İstihkak Davası , İstihkak Davası Dilekçe Örneği
İstihkak davası, icra takibi sırasında haczedilen malların kime ait olduğuna dair çıkan uyuşmazlıkların çözümünü sağlayan hukuki bir yoldur. Bu dava, borçlunun malı zannedilerek haczedilen ancak gerçekte üçüncü bir kişiye ait olan malların aidiyetinin tespiti için açılır. Uygulamada sıkça karşılaşılan bu davalarda, istihkak iddiası nedir, istihkak davası ne demek ve istihkak davası hangi mahkemede açılır gibi sorular önem arz etmektedir.
Aşağıda, istihkak davası nedir, hukukta istihkak davası ne demek, dava dilekçesinin nasıl hazırlanacağı ve örnek dilekçeler detaylı biçimde ele alınacaktır. Ayrıca, istihkak davası harca esas değer gibi uygulamada önem taşıyan teknik konular da açıklanacaktır.
İstihkak Davası Nedir?
İstihkak davası, icra takibi sürecinde borçluya ait olduğu zannedilerek haczedilen malın gerçekte üçüncü bir kişiye ait olduğunun iddia edilmesi durumunda açılan bir davadır. Bu davanın amacı, mal üzerindeki mülkiyet hakkının kime ait olduğunun tespitidir.
Türk hukukunda istihkak davası, İcra ve İflas Kanunu’nun 97. ve 99. maddelerinde düzenlenmiştir. Üçüncü kişi, kendisine ait olduğunu düşündüğü malın haksız şekilde haczedildiğini ileri sürerse, icra mahkemesine başvurarak hakkını koruyabilir.

▶ **Sınırlayıcı kutu girdileri**:
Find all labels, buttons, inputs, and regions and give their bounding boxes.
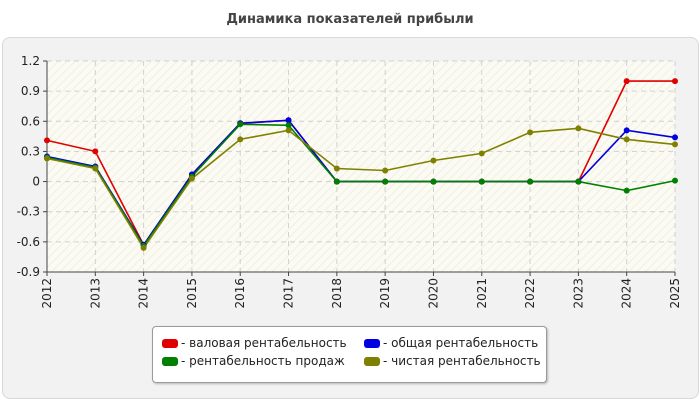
series-point-3 (478, 150, 485, 157)
legend-swatch-gross-margin (162, 338, 178, 348)
series-point-1 (623, 127, 630, 134)
x-tick-label: 2023 (571, 278, 585, 309)
series-point-2 (382, 178, 389, 185)
series-point-2 (575, 178, 582, 185)
x-tick-label: 2020 (426, 278, 440, 309)
series-point-3 (382, 167, 389, 174)
series-point-2 (333, 178, 340, 185)
x-tick-label: 2018 (330, 278, 344, 309)
x-tick-label: 2024 (620, 278, 634, 309)
series-point-0 (92, 148, 99, 155)
legend-item-total-margin: - общая рентабельность (364, 336, 538, 350)
x-tick-label: 2025 (668, 278, 682, 309)
series-line-3 (46, 127, 676, 250)
x-tick-label: 2022 (523, 278, 537, 309)
legend-label-net-margin: - чистая рентабельность (383, 354, 541, 368)
x-tick-label: 2012 (40, 278, 54, 309)
series-point-3 (333, 165, 340, 172)
chart-legend: - валовая рентабельность - общая рентабе… (152, 326, 547, 383)
series-point-3 (672, 141, 678, 148)
legend-swatch-net-margin (364, 356, 380, 366)
x-tick-label: 2015 (185, 278, 199, 309)
x-tick-label: 2013 (88, 278, 102, 309)
series-point-2 (430, 178, 437, 185)
legend-label-sales-margin: - рентабельность продаж (181, 354, 345, 368)
y-tick-label: -0.3 (17, 205, 40, 219)
series-point-2 (672, 177, 678, 184)
x-tick-label: 2017 (282, 278, 296, 309)
series-point-0 (623, 78, 630, 85)
series-point-3 (527, 129, 534, 136)
x-tick-label: 2021 (475, 278, 489, 309)
legend-swatch-sales-margin (162, 356, 178, 366)
y-tick-label: 0.6 (21, 114, 40, 128)
series-point-3 (285, 127, 292, 134)
legend-label-total-margin: - общая рентабельность (383, 336, 539, 350)
series-line-2 (46, 123, 676, 248)
x-tick-label: 2014 (137, 278, 151, 309)
series-point-3 (44, 155, 50, 162)
x-tick-label: 2016 (233, 278, 247, 309)
series-point-3 (430, 157, 437, 164)
y-tick-label: 1.2 (21, 54, 40, 68)
series-point-3 (623, 136, 630, 143)
series-point-3 (237, 136, 244, 143)
y-tick-label: -0.6 (17, 235, 40, 249)
legend-label-gross-margin: - валовая рентабельность (181, 336, 347, 350)
chart-title: Динамика показателей прибыли (226, 12, 474, 27)
series-point-1 (672, 134, 678, 141)
legend-item-gross-margin: - валовая рентабельность (162, 336, 347, 350)
series-point-3 (188, 175, 195, 182)
y-tick-label: 0.9 (21, 84, 40, 98)
x-tick-label: 2019 (378, 278, 392, 309)
y-tick-label: 0 (32, 175, 40, 189)
series-point-0 (44, 137, 50, 144)
series-point-3 (140, 244, 147, 251)
y-tick-label: 0.3 (21, 144, 40, 158)
series-point-0 (672, 78, 678, 85)
series-point-2 (478, 178, 485, 185)
legend-swatch-total-margin (364, 338, 380, 348)
series-point-2 (237, 121, 244, 128)
y-tick-label: -0.9 (17, 265, 40, 279)
series-point-2 (285, 122, 292, 129)
series-point-3 (575, 125, 582, 132)
series-point-2 (623, 187, 630, 194)
legend-item-sales-margin: - рентабельность продаж (162, 354, 345, 368)
series-point-1 (285, 117, 292, 124)
legend-item-net-margin: - чистая рентабельность (364, 354, 541, 368)
series-point-3 (92, 165, 99, 172)
series-point-2 (527, 178, 534, 185)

▶ **Verilen Görev 1**:
İstihkak davası metninde "Aşağıda, istihkak davası" ifadesinden "İstihkak Davası Nedir?" ifadesine kadar uzanan bölümü, "detaylı" sözcüğünü "ayrıntılı" ile değiştirerek güncellenmiş hâliyle yaz.
▶ **Verilen Görev 2**:
Sınırlayıcı kutu girdilerinde "series-point-3 (478, 150, 485, 157)" ifadesini içeren satırdan "x-tick-label: 2017 (282, 278, 296, 309)" ifadesini içeren satıra kadar uzanan satırları, iki uç da dahil olmak üzere, hiçbir değişiklik yapmadan tekrar yaz.
İstihkak davası metni ile girdiler arasında herhangi bir bağlantı yoktur.

▶ **Yazılı Cevap 1**:
Aşağıda, istihkak davası nedir, hukukta istihkak davası ne demek, dava dilekçesinin nasıl hazırlanacağı ve örnek dilekçeler ayrıntılı biçimde ele alınacaktır. Ayrıca, istihkak davası harca esas değer gibi uygulamada önem taşıyan teknik konular da açıklanacaktır.
İstihkak Davası Nedir?

▶ **Yazılı Cevap 2**:
series-point-3 (478, 150, 485, 157)
legend-swatch-gross-margin (162, 338, 178, 348)
series-point-1 (623, 127, 630, 134)
x-tick-label: 2023 (571, 278, 585, 309)
series-point-2 (382, 178, 389, 185)
series-point-2 (575, 178, 582, 185)
x-tick-label: 2020 (426, 278, 440, 309)
series-point-3 (382, 167, 389, 174)
series-point-2 (333, 178, 340, 185)
x-tick-label: 2018 (330, 278, 344, 309)
x-tick-label: 2024 (620, 278, 634, 309)
series-point-0 (92, 148, 99, 155)
legend-item-total-margin: - общая рентабельность (364, 336, 538, 350)
x-tick-label: 2025 (668, 278, 682, 309)
series-line-3 (46, 127, 676, 250)
x-tick-label: 2022 (523, 278, 537, 309)
legend-label-net-margin: - чистая рентабельность (383, 354, 541, 368)
x-tick-label: 2012 (40, 278, 54, 309)
series-point-3 (333, 165, 340, 172)
chart-legend: - валовая рентабельность - общая рентабе… (152, 326, 547, 383)
series-point-3 (672, 141, 678, 148)
legend-swatch-net-margin (364, 356, 380, 366)
x-tick-label: 2015 (185, 278, 199, 309)
x-tick-label: 2013 (88, 278, 102, 309)
series-point-2 (430, 178, 437, 185)
legend-label-sales-margin: - рентабельность продаж (181, 354, 345, 368)
y-tick-label: -0.3 (17, 205, 40, 219)
series-point-2 (672, 177, 678, 184)
x-tick-label: 2017 (282, 278, 296, 309)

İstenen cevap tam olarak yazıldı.